Request: Make an exact copy of the entries, and keep any pictures out of it.

Input material:

/---

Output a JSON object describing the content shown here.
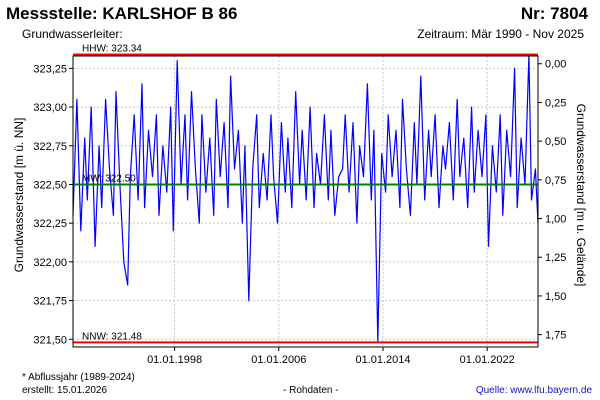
{
  "header": {
    "station": "Messstelle: KARLSHOF B 86",
    "number": "Nr: 7804",
    "aquifer": "Grundwasserleiter:",
    "period": "Zeitraum: Mär 1990 - Nov 2025"
  },
  "footer": {
    "footnote": "* Abflussjahr (1989-2024)",
    "created": "erstellt:  15.01.2026",
    "data_type": "- Rohdaten -",
    "source": "Quelle: www.lfu.bayern.de"
  },
  "chart_data": {
    "type": "line",
    "title": "",
    "ylabel": "Grundwasserstand [m ü. NN]",
    "y2label": "Grundwasserstand [m u. Gelände]",
    "xlim": [
      1990.2,
      2025.9
    ],
    "ylim": [
      321.45,
      323.33
    ],
    "y2lim": [
      1.83,
      -0.05
    ],
    "x_ticks": [
      {
        "label": "01.01.1998",
        "x": 1998.0
      },
      {
        "label": "01.01.2006",
        "x": 2006.0
      },
      {
        "label": "01.01.2014",
        "x": 2014.0
      },
      {
        "label": "01.01.2022",
        "x": 2022.0
      }
    ],
    "y_ticks": [
      {
        "label": "321,50",
        "y": 321.5
      },
      {
        "label": "321,75",
        "y": 321.75
      },
      {
        "label": "322,00",
        "y": 322.0
      },
      {
        "label": "322,25",
        "y": 322.25
      },
      {
        "label": "322,50",
        "y": 322.5
      },
      {
        "label": "322,75",
        "y": 322.75
      },
      {
        "label": "323,00",
        "y": 323.0
      },
      {
        "label": "323,25",
        "y": 323.25
      }
    ],
    "y2_ticks": [
      {
        "label": "0,00",
        "y": 0.0
      },
      {
        "label": "0,25",
        "y": 0.25
      },
      {
        "label": "0,50",
        "y": 0.5
      },
      {
        "label": "0,75",
        "y": 0.75
      },
      {
        "label": "1,00",
        "y": 1.0
      },
      {
        "label": "1,25",
        "y": 1.25
      },
      {
        "label": "1,50",
        "y": 1.5
      },
      {
        "label": "1,75",
        "y": 1.75
      }
    ],
    "reference_lines": [
      {
        "label": "HHW: 323.34",
        "value": 323.34,
        "color": "#ff0000"
      },
      {
        "label": "MW: 322.50",
        "value": 322.5,
        "color": "#008000"
      },
      {
        "label": "NNW: 321.48",
        "value": 321.48,
        "color": "#ff0000"
      }
    ],
    "series": [
      {
        "color": "#0000ff",
        "x": [
          1990.2,
          1990.5,
          1990.8,
          1991.1,
          1991.3,
          1991.6,
          1991.9,
          1992.2,
          1992.4,
          1992.7,
          1993.0,
          1993.3,
          1993.5,
          1993.8,
          1994.1,
          1994.4,
          1994.6,
          1994.9,
          1995.2,
          1995.5,
          1995.7,
          1996.0,
          1996.3,
          1996.6,
          1996.8,
          1997.1,
          1997.4,
          1997.7,
          1997.9,
          1998.2,
          1998.5,
          1998.8,
          1999.0,
          1999.3,
          1999.6,
          1999.9,
          2000.1,
          2000.4,
          2000.7,
          2001.0,
          2001.2,
          2001.5,
          2001.8,
          2002.1,
          2002.3,
          2002.6,
          2002.9,
          2003.2,
          2003.4,
          2003.7,
          2004.0,
          2004.3,
          2004.5,
          2004.8,
          2005.1,
          2005.4,
          2005.6,
          2005.9,
          2006.2,
          2006.5,
          2006.7,
          2007.0,
          2007.3,
          2007.6,
          2007.8,
          2008.1,
          2008.4,
          2008.7,
          2008.9,
          2009.2,
          2009.5,
          2009.8,
          2010.0,
          2010.3,
          2010.6,
          2010.9,
          2011.1,
          2011.4,
          2011.7,
          2012.0,
          2012.2,
          2012.5,
          2012.8,
          2013.1,
          2013.3,
          2013.6,
          2013.9,
          2014.2,
          2014.4,
          2014.7,
          2015.0,
          2015.3,
          2015.5,
          2015.8,
          2016.1,
          2016.4,
          2016.6,
          2016.9,
          2017.2,
          2017.5,
          2017.7,
          2018.0,
          2018.3,
          2018.6,
          2018.8,
          2019.1,
          2019.4,
          2019.7,
          2019.9,
          2020.2,
          2020.5,
          2020.8,
          2021.0,
          2021.3,
          2021.6,
          2021.9,
          2022.1,
          2022.4,
          2022.7,
          2023.0,
          2023.2,
          2023.5,
          2023.8,
          2024.1,
          2024.3,
          2024.6,
          2024.9,
          2025.2,
          2025.4,
          2025.7,
          2025.9
        ],
        "y": [
          322.3,
          323.05,
          322.2,
          322.8,
          322.4,
          323.0,
          322.1,
          322.75,
          322.35,
          323.05,
          322.6,
          322.3,
          323.1,
          322.5,
          322.0,
          321.85,
          322.55,
          322.95,
          322.4,
          323.15,
          322.35,
          322.85,
          322.55,
          322.95,
          322.3,
          322.75,
          322.45,
          323.0,
          322.2,
          323.3,
          322.5,
          322.95,
          322.4,
          323.1,
          322.6,
          322.25,
          322.95,
          322.45,
          322.8,
          322.3,
          323.05,
          322.55,
          322.9,
          322.35,
          323.2,
          322.6,
          322.85,
          322.25,
          322.75,
          321.75,
          322.6,
          322.95,
          322.35,
          322.7,
          322.4,
          322.95,
          322.55,
          322.25,
          322.9,
          322.45,
          322.8,
          322.35,
          323.1,
          322.5,
          322.85,
          322.4,
          323.0,
          322.35,
          322.7,
          322.5,
          322.95,
          322.4,
          322.85,
          322.3,
          322.55,
          322.6,
          322.95,
          322.45,
          322.9,
          322.25,
          322.75,
          322.55,
          323.15,
          322.4,
          322.85,
          321.48,
          322.7,
          322.45,
          322.95,
          322.55,
          322.85,
          322.35,
          323.05,
          322.6,
          322.3,
          322.9,
          322.5,
          323.2,
          322.4,
          322.85,
          322.55,
          322.95,
          322.35,
          322.75,
          322.6,
          322.9,
          322.4,
          323.05,
          322.55,
          322.8,
          322.35,
          323.0,
          322.45,
          322.85,
          322.55,
          322.95,
          322.1,
          322.75,
          322.45,
          322.95,
          322.3,
          322.85,
          322.55,
          323.25,
          322.35,
          322.8,
          322.5,
          323.34,
          322.4,
          322.6,
          322.25
        ]
      }
    ]
  }
}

\---

Written solution:
Output a JSON object describing the content shown here.
{
  "header": {
    "station": "Messstelle: KARLSHOF B 86",
    "number": "Nr: 7804",
    "aquifer": "Grundwasserleiter:",
    "period": "Zeitraum: Mär 1990 - Nov 2025"
  },
  "footer": {
    "footnote": "* Abflussjahr (1989-2024)",
    "created": "erstellt:  15.01.2026",
    "data_type": "- Rohdaten -",
    "source": "Quelle: www.lfu.bayern.de"
  },
  "chart_data": {
    "type": "line",
    "title": "",
    "ylabel": "Grundwasserstand [m ü. NN]",
    "y2label": "Grundwasserstand [m u. Gelände]",
    "xlim": [
      1990.2,
      2025.9
    ],
    "ylim": [
      321.45,
      323.33
    ],
    "y2lim": [
      1.83,
      -0.05
    ],
    "x_ticks": [
      {
        "label": "01.01.1998",
        "x": 1998.0
      },
      {
        "label": "01.01.2006",
        "x": 2006.0
      },
      {
        "label": "01.01.2014",
        "x": 2014.0
      },
      {
        "label": "01.01.2022",
        "x": 2022.0
      }
    ],
    "y_ticks": [
      {
        "label": "321,50",
        "y": 321.5
      },
      {
        "label": "321,75",
        "y": 321.75
      },
      {
        "label": "322,00",
        "y": 322.0
      },
      {
        "label": "322,25",
        "y": 322.25
      },
      {
        "label": "322,50",
        "y": 322.5
      },
      {
        "label": "322,75",
        "y": 322.75
      },
      {
        "label": "323,00",
        "y": 323.0
      },
      {
        "label": "323,25",
        "y": 323.25
      }
    ],
    "y2_ticks": [
      {
        "label": "0,00",
        "y": 0.0
      },
      {
        "label": "0,25",
        "y": 0.25
      },
      {
        "label": "0,50",
        "y": 0.5
      },
      {
        "label": "0,75",
        "y": 0.75
      },
      {
        "label": "1,00",
        "y": 1.0
      },
      {
        "label": "1,25",
        "y": 1.25
      },
      {
        "label": "1,50",
        "y": 1.5
      },
      {
        "label": "1,75",
        "y": 1.75
      }
    ],
    "reference_lines": [
      {
        "label": "HHW: 323.34",
        "value": 323.34,
        "color": "#ff0000"
      },
      {
        "label": "MW: 322.50",
        "value": 322.5,
        "color": "#008000"
      },
      {
        "label": "NNW: 321.48",
        "value": 321.48,
        "color": "#ff0000"
      }
    ],
    "series": [
      {
        "color": "#0000ff",
        "x": [
          1990.2,
          1990.5,
          1990.8,
          1991.1,
          1991.3,
          1991.6,
          1991.9,
          1992.2,
          1992.4,
          1992.7,
          1993.0,
          1993.3,
          1993.5,
          1993.8,
          1994.1,
          1994.4,
          1994.6,
          1994.9,
          1995.2,
          1995.5,
          1995.7,
          1996.0,
          1996.3,
          1996.6,
          1996.8,
          1997.1,
          1997.4,
          1997.7,
          1997.9,
          1998.2,
          1998.5,
          1998.8,
          1999.0,
          1999.3,
          1999.6,
          1999.9,
          2000.1,
          2000.4,
          2000.7,
          2001.0,
          2001.2,
          2001.5,
          2001.8,
          2002.1,
          2002.3,
          2002.6,
          2002.9,
          2003.2,
          2003.4,
          2003.7,
          2004.0,
          2004.3,
          2004.5,
          2004.8,
          2005.1,
          2005.4,
          2005.6,
          2005.9,
          2006.2,
          2006.5,
          2006.7,
          2007.0,
          2007.3,
          2007.6,
          2007.8,
          2008.1,
          2008.4,
          2008.7,
          2008.9,
          2009.2,
          2009.5,
          2009.8,
          2010.0,
          2010.3,
          2010.6,
          2010.9,
          2011.1,
          2011.4,
          2011.7,
          2012.0,
          2012.2,
          2012.5,
          2012.8,
          2013.1,
          2013.3,
          2013.6,
          2013.9,
          2014.2,
          2014.4,
          2014.7,
          2015.0,
          2015.3,
          2015.5,
          2015.8,
          2016.1,
          2016.4,
          2016.6,
          2016.9,
          2017.2,
          2017.5,
          2017.7,
          2018.0,
          2018.3,
          2018.6,
          2018.8,
          2019.1,
          2019.4,
          2019.7,
          2019.9,
          2020.2,
          2020.5,
          2020.8,
          2021.0,
          2021.3,
          2021.6,
          2021.9,
          2022.1,
          2022.4,
          2022.7,
          2023.0,
          2023.2,
          2023.5,
          2023.8,
          2024.1,
          2024.3,
          2024.6,
          2024.9,
          2025.2,
          2025.4,
          2025.7,
          2025.9
        ],
        "y": [
          322.3,
          323.05,
          322.2,
          322.8,
          322.4,
          323.0,
          322.1,
          322.75,
          322.35,
          323.05,
          322.6,
          322.3,
          323.1,
          322.5,
          322.0,
          321.85,
          322.55,
          322.95,
          322.4,
          323.15,
          322.35,
          322.85,
          322.55,
          322.95,
          322.3,
          322.75,
          322.45,
          323.0,
          322.2,
          323.3,
          322.5,
          322.95,
          322.4,
          323.1,
          322.6,
          322.25,
          322.95,
          322.45,
          322.8,
          322.3,
          323.05,
          322.55,
          322.9,
          322.35,
          323.2,
          322.6,
          322.85,
          322.25,
          322.75,
          321.75,
          322.6,
          322.95,
          322.35,
          322.7,
          322.4,
          322.95,
          322.55,
          322.25,
          322.9,
          322.45,
          322.8,
          322.35,
          323.1,
          322.5,
          322.85,
          322.4,
          323.0,
          322.35,
          322.7,
          322.5,
          322.95,
          322.4,
          322.85,
          322.3,
          322.55,
          322.6,
          322.95,
          322.45,
          322.9,
          322.25,
          322.75,
          322.55,
          323.15,
          322.4,
          322.85,
          321.48,
          322.7,
          322.45,
          322.95,
          322.55,
          322.85,
          322.35,
          323.05,
          322.6,
          322.3,
          322.9,
          322.5,
          323.2,
          322.4,
          322.85,
          322.55,
          322.95,
          322.35,
          322.75,
          322.6,
          322.9,
          322.4,
          323.05,
          322.55,
          322.8,
          322.35,
          323.0,
          322.45,
          322.85,
          322.55,
          322.95,
          322.1,
          322.75,
          322.45,
          322.95,
          322.3,
          322.85,
          322.55,
          323.25,
          322.35,
          322.8,
          322.5,
          323.34,
          322.4,
          322.6,
          322.25
        ]
      }
    ]
  }
}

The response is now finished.